> Given passage
DVC initialized subdir invisible when using dvc.api to accecss data in a remote GitHub repo

Hi,

I have a GitHub monorepo containing a few subdirectories. DVC was initialized in only one of them, using dvc init --subdir. After initializing DVC, quite some data was added to the subdir and committed to DVC and quite some changes committed to Git.

I want to use dvc.api to access the data, however running

from dvc.api import DVCFileSystem
url = "git@github.com:ORG/repo-name.git"
fs = DVCFileSystem(url)
fs.find("/", detail=False)

returns only the files in the root and all other subdirectories of the GitHub repo, except the one where DVC was initialized. It seems as though this subdir is invisible to dvc.api. Trying to pass dvc_only=True or the path to the subdir always just returns an empty list.

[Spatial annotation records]
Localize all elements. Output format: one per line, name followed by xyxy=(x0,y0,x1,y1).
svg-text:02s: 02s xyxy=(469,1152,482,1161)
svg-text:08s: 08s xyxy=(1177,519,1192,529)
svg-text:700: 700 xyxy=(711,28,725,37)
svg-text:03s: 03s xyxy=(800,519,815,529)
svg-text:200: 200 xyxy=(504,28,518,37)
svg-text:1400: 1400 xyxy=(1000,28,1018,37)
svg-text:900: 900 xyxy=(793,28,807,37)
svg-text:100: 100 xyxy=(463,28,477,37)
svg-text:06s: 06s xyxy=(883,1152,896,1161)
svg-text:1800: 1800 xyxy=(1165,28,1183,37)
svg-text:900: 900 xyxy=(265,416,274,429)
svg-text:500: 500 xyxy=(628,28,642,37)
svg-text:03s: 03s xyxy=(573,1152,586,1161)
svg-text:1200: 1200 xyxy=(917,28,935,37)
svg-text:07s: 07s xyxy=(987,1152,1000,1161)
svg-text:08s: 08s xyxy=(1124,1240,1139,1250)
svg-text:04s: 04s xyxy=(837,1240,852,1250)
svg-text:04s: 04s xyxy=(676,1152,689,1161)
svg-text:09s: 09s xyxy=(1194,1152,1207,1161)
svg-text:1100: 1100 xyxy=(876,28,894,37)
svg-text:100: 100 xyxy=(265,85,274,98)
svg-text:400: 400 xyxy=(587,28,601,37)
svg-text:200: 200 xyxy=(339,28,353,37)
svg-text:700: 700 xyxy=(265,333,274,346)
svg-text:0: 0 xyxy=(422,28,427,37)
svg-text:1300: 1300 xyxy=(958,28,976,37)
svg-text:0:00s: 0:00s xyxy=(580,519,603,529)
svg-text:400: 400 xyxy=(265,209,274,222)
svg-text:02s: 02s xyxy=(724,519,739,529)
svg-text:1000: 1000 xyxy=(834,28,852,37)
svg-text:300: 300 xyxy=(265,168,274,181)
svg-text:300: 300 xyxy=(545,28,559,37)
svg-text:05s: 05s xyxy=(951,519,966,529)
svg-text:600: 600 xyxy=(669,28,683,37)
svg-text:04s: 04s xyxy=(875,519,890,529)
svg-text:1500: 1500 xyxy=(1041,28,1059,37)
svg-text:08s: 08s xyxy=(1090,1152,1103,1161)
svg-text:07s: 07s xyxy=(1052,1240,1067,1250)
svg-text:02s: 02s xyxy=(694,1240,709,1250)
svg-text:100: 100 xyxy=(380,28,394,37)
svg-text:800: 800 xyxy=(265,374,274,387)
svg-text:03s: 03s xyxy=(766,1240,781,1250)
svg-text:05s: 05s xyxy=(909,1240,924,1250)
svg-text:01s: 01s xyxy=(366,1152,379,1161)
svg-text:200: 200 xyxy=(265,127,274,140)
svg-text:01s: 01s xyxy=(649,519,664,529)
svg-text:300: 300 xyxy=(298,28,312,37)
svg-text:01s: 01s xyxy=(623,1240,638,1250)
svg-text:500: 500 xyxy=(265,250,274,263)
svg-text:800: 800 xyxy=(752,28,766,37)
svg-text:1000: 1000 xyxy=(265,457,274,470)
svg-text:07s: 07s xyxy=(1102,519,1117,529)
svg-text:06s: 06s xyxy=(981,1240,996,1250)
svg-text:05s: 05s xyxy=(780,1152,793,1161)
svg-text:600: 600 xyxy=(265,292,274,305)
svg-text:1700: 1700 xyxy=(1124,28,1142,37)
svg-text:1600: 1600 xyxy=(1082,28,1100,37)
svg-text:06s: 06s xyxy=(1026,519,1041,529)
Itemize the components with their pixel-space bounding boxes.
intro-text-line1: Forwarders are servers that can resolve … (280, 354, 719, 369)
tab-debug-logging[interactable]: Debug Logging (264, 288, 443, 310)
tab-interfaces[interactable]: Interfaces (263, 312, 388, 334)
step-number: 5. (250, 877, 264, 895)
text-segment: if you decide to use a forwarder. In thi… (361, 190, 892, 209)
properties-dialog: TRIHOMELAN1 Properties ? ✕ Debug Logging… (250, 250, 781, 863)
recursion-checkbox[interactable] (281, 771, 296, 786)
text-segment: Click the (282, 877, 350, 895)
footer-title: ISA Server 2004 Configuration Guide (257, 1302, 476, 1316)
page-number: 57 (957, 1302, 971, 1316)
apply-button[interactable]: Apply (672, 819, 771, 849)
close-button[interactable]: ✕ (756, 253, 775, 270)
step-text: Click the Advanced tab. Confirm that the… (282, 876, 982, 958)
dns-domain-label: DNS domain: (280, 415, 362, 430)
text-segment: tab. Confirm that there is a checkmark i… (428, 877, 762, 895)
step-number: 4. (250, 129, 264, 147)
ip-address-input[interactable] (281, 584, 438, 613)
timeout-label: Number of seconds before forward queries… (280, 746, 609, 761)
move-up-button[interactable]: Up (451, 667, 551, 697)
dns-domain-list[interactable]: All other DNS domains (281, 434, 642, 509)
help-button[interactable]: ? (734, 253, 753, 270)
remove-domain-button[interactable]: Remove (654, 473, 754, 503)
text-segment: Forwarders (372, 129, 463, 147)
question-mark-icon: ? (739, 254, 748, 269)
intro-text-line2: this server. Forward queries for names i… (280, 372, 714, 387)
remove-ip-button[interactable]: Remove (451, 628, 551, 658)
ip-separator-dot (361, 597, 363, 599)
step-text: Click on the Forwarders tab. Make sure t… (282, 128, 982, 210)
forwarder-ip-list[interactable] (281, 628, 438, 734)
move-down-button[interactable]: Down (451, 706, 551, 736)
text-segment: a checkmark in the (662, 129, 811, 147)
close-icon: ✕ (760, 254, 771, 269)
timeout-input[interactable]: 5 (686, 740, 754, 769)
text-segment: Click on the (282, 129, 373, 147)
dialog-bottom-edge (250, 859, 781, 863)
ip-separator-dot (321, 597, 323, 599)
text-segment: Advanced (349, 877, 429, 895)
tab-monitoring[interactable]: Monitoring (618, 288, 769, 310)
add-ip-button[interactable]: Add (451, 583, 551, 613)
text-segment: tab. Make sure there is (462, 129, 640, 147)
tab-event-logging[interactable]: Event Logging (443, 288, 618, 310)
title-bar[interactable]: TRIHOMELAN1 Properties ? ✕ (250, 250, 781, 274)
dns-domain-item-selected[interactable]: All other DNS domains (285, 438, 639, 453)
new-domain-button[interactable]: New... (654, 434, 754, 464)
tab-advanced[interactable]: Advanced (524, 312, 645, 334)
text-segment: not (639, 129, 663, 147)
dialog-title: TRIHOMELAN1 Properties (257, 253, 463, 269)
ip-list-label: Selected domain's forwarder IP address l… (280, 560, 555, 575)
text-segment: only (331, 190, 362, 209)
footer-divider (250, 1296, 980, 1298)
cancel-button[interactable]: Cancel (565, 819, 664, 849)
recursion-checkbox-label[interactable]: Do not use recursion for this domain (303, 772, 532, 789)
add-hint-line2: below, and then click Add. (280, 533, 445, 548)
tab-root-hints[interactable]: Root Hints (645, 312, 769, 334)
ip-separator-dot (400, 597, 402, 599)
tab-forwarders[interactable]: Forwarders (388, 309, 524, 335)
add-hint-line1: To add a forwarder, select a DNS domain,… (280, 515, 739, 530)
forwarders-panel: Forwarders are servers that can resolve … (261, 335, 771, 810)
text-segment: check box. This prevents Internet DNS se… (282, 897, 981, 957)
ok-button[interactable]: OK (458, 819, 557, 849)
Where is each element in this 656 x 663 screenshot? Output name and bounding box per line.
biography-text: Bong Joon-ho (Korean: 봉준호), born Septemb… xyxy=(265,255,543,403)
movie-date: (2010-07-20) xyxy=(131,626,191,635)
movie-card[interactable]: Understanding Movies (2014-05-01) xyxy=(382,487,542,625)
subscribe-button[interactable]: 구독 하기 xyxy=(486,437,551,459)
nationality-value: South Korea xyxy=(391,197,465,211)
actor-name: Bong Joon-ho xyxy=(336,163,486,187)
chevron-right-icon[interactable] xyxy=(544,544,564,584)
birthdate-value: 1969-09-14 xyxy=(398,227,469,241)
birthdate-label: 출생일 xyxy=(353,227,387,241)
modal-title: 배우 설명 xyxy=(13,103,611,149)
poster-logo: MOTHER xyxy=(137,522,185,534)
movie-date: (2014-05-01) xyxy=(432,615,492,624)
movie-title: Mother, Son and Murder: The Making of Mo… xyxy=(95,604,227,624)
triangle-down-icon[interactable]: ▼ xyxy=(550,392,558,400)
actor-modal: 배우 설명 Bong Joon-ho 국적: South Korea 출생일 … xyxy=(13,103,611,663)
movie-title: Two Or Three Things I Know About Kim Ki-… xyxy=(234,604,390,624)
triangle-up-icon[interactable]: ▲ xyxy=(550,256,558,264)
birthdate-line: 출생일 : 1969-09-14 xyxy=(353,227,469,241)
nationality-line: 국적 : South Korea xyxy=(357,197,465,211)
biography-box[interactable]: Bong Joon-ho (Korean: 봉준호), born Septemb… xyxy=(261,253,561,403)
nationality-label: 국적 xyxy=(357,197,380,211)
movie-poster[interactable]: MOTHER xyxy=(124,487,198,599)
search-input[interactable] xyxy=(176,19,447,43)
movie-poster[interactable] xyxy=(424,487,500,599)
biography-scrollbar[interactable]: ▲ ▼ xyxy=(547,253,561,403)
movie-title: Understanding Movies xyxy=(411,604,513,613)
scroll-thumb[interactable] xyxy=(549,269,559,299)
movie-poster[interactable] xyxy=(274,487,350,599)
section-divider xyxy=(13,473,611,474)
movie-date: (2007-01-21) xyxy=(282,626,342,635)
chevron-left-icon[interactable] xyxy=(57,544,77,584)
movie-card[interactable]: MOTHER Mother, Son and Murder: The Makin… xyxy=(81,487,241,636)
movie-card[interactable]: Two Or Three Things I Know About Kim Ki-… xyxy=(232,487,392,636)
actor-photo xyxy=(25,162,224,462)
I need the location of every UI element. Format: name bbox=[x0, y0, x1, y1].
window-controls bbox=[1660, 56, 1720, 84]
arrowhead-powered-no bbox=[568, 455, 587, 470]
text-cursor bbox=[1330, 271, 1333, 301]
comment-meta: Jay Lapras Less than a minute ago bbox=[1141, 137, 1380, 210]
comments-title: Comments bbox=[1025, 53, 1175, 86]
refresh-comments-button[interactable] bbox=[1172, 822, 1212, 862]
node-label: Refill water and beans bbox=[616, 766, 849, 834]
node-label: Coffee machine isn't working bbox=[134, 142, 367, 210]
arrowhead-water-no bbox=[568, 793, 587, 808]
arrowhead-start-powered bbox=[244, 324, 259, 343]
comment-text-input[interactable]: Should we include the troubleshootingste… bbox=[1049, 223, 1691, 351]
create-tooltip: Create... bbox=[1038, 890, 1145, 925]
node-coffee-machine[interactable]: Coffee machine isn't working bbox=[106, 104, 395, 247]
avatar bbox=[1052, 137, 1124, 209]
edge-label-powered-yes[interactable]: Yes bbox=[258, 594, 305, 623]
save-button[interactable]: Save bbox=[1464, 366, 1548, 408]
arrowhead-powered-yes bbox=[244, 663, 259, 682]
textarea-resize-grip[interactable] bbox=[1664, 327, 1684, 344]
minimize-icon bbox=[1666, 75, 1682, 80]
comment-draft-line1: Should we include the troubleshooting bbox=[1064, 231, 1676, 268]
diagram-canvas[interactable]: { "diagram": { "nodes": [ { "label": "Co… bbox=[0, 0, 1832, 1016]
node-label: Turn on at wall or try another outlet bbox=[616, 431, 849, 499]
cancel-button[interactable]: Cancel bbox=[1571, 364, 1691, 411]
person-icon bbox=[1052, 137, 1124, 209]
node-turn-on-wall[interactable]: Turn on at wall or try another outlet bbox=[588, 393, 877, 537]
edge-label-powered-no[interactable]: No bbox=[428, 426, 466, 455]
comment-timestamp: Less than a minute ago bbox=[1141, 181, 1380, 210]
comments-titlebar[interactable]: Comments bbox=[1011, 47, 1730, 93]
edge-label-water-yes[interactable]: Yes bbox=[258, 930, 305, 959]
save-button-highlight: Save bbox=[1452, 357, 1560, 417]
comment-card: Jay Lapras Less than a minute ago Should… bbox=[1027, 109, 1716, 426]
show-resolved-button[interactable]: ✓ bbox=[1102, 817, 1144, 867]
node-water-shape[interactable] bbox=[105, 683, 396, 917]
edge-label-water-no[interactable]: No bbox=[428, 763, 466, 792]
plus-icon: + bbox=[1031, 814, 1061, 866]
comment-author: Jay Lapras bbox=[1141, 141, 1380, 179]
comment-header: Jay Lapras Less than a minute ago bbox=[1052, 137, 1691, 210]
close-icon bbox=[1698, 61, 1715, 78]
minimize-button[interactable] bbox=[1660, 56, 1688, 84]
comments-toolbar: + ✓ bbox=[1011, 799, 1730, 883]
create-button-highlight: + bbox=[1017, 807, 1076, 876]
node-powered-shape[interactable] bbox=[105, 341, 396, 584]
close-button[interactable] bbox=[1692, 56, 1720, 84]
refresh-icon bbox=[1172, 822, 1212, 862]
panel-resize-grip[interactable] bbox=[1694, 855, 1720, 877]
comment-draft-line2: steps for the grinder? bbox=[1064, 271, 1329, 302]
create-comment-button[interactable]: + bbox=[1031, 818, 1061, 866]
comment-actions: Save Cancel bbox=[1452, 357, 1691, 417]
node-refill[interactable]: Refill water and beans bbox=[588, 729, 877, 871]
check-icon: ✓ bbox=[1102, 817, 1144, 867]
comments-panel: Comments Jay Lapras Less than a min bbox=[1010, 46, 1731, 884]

> Goal 1
List every line of Python code in the DVC forum post, in the order shown.
> Goal 2
From the DVC forum post, print the passage that opens with the words containing "DVC initialized subdir" and closes with "an empty list.".
> Goal 3
Write what follows the last sentence of the forum post about the DVC subdirectory that dvc.api cannot see.

> Written reply 1
from dvc.api import DVCFileSystem
url = "git@github.com:ORG/repo-name.git"
fs = DVCFileSystem(url)
fs.find("/", detail=False)

> Written reply 2
DVC initialized subdir invisible when using dvc.api to accecss data in a remote GitHub repo

Hi,

I have a GitHub monorepo containing a few subdirectories. DVC was initialized in only one of them, using dvc init --subdir. After initializing DVC, quite some data was added to the subdir and committed to DVC and quite some changes committed to Git.

I want to use dvc.api to access the data, however running

from dvc.api import DVCFileSystem
url = "git@github.com:ORG/repo-name.git"
fs = DVCFileSystem(url)
fs.find("/", detail=False)

returns only the files in the root and all other subdirectories of the GitHub repo, except the one where DVC was initialized. It seems as though this subdir is invisible to dvc.api. Trying to pass dvc_only=True or the path to the subdir always just returns an empty list.

> Written reply 3
Running dvc.api.scm.all_commits() does show SHAs of all commits. When trying to check out a certain commit hash, the same happens as described above – it’s as though the DVC initialized subdir is invisible to dvc.api.

What am I doing wrong? I’m using DVC Version: 3.2.2.

I found the answer to my question in the DVCFileSystem docstring. To see the DVC initialized subdirs, subrepos argument needs to be passed to the function:

fs = DVCFileSystem(url, subrepos=True)

Before, I was looking at the docs, where this info is missing.

Leaving this here in case it can help someone else.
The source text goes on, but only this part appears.